▼

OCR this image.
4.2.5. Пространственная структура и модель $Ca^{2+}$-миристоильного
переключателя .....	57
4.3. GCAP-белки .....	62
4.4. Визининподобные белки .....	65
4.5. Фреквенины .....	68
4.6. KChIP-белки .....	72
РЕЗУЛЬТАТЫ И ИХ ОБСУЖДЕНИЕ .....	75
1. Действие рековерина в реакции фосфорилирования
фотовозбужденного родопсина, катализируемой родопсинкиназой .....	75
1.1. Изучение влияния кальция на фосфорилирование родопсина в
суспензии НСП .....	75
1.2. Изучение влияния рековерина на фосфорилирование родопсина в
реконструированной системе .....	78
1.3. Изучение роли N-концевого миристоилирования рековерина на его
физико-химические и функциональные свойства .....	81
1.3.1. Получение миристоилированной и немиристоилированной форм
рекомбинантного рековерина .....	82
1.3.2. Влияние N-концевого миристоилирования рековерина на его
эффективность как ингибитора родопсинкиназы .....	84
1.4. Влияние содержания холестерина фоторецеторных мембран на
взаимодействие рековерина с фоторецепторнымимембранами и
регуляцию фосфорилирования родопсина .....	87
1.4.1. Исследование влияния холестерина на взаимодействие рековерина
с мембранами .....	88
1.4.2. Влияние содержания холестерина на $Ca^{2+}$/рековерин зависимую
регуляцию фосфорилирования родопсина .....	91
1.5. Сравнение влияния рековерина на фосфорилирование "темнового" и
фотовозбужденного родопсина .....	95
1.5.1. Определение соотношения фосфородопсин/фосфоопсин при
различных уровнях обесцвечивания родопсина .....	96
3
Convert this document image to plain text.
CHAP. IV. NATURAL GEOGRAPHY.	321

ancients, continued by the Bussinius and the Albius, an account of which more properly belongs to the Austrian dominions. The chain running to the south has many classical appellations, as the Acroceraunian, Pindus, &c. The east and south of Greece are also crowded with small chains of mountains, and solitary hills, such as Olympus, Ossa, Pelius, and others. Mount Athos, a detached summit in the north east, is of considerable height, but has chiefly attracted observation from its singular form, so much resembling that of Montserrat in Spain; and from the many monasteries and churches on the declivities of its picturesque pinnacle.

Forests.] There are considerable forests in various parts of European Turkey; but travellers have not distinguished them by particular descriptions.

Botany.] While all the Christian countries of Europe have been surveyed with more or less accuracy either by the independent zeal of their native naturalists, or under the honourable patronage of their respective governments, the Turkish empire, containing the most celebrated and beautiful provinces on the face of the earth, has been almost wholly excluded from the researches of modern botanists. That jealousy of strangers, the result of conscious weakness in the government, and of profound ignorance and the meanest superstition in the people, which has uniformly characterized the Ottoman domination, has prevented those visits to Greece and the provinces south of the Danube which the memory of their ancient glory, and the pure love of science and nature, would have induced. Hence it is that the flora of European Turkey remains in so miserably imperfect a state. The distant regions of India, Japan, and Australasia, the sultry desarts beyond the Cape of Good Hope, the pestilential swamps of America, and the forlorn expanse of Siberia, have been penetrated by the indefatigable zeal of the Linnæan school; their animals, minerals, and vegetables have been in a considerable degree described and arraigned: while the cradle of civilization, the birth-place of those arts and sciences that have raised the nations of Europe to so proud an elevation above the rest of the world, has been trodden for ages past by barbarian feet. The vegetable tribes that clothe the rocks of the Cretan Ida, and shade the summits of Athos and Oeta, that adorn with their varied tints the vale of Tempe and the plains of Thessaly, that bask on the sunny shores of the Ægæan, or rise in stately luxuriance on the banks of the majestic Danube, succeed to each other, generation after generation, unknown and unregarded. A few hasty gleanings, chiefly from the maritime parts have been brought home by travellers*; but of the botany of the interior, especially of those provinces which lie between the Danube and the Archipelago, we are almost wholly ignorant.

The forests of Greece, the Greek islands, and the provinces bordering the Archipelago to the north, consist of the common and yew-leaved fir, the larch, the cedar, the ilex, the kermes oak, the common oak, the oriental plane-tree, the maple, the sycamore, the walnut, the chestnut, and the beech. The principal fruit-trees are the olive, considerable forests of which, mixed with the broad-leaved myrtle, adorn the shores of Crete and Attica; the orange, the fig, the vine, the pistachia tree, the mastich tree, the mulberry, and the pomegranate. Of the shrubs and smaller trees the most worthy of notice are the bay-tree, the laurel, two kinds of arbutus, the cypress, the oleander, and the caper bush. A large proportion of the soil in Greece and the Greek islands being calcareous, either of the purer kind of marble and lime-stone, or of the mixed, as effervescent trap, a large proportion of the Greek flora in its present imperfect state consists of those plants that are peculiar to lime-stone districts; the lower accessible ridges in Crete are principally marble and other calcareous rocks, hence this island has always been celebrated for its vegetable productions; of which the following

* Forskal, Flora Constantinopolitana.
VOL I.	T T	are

▲

Find the count of lines in the data above where the string "влияния" occurs. Provide that number alone.

4